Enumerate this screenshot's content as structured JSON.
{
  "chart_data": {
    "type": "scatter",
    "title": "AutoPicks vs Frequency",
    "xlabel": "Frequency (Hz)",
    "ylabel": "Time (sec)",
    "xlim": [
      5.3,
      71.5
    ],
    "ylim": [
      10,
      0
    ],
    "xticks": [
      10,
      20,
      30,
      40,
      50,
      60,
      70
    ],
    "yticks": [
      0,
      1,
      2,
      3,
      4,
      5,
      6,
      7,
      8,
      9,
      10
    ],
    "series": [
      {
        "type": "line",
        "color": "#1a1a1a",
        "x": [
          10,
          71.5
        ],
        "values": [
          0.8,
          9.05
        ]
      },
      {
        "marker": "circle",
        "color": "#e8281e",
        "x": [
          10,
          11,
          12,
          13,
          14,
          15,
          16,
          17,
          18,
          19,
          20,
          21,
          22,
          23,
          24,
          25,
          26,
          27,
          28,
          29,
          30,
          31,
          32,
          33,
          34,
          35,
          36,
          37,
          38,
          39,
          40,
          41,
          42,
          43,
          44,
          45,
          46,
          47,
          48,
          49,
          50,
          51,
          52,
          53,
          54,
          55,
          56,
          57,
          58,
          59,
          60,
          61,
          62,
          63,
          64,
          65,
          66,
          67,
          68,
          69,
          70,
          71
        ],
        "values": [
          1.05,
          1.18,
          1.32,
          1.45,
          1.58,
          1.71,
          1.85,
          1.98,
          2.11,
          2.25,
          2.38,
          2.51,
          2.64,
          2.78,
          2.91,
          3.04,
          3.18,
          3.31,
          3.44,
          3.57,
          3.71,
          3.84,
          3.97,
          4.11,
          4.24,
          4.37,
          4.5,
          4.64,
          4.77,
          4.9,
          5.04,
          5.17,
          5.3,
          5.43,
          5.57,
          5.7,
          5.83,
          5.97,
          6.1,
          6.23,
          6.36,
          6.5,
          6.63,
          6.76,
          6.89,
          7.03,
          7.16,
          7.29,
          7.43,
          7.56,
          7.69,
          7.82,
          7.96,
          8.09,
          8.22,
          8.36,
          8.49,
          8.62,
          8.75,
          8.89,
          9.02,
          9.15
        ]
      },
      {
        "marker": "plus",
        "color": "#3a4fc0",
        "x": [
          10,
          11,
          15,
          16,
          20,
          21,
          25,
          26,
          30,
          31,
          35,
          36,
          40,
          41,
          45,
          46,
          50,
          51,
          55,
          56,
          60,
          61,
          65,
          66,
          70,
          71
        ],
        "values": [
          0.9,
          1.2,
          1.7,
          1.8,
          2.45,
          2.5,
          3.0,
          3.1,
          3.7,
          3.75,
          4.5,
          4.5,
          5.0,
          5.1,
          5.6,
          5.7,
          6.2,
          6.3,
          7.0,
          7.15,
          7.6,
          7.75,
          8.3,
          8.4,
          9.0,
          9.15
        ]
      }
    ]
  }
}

Required work. Copy all of the data exactly.

Solution to this problem.
Enumerate this screenshot's content as structured JSON.
{
  "chart_data": {
    "type": "scatter",
    "title": "AutoPicks vs Frequency",
    "xlabel": "Frequency (Hz)",
    "ylabel": "Time (sec)",
    "xlim": [
      5.3,
      71.5
    ],
    "ylim": [
      10,
      0
    ],
    "xticks": [
      10,
      20,
      30,
      40,
      50,
      60,
      70
    ],
    "yticks": [
      0,
      1,
      2,
      3,
      4,
      5,
      6,
      7,
      8,
      9,
      10
    ],
    "series": [
      {
        "type": "line",
        "color": "#1a1a1a",
        "x": [
          10,
          71.5
        ],
        "values": [
          0.8,
          9.05
        ]
      },
      {
        "marker": "circle",
        "color": "#e8281e",
        "x": [
          10,
          11,
          12,
          13,
          14,
          15,
          16,
          17,
          18,
          19,
          20,
          21,
          22,
          23,
          24,
          25,
          26,
          27,
          28,
          29,
          30,
          31,
          32,
          33,
          34,
          35,
          36,
          37,
          38,
          39,
          40,
          41,
          42,
          43,
          44,
          45,
          46,
          47,
          48,
          49,
          50,
          51,
          52,
          53,
          54,
          55,
          56,
          57,
          58,
          59,
          60,
          61,
          62,
          63,
          64,
          65,
          66,
          67,
          68,
          69,
          70,
          71
        ],
        "values": [
          1.05,
          1.18,
          1.32,
          1.45,
          1.58,
          1.71,
          1.85,
          1.98,
          2.11,
          2.25,
          2.38,
          2.51,
          2.64,
          2.78,
          2.91,
          3.04,
          3.18,
          3.31,
          3.44,
          3.57,
          3.71,
          3.84,
          3.97,
          4.11,
          4.24,
          4.37,
          4.5,
          4.64,
          4.77,
          4.9,
          5.04,
          5.17,
          5.3,
          5.43,
          5.57,
          5.7,
          5.83,
          5.97,
          6.1,
          6.23,
          6.36,
          6.5,
          6.63,
          6.76,
          6.89,
          7.03,
          7.16,
          7.29,
          7.43,
          7.56,
          7.69,
          7.82,
          7.96,
          8.09,
          8.22,
          8.36,
          8.49,
          8.62,
          8.75,
          8.89,
          9.02,
          9.15
        ]
      },
      {
        "marker": "plus",
        "color": "#3a4fc0",
        "x": [
          10,
          11,
          15,
          16,
          20,
          21,
          25,
          26,
          30,
          31,
          35,
          36,
          40,
          41,
          45,
          46,
          50,
          51,
          55,
          56,
          60,
          61,
          65,
          66,
          70,
          71
        ],
        "values": [
          0.9,
          1.2,
          1.7,
          1.8,
          2.45,
          2.5,
          3.0,
          3.1,
          3.7,
          3.75,
          4.5,
          4.5,
          5.0,
          5.1,
          5.6,
          5.7,
          6.2,
          6.3,
          7.0,
          7.15,
          7.6,
          7.75,
          8.3,
          8.4,
          9.0,
          9.15
        ]
      }
    ]
  }
}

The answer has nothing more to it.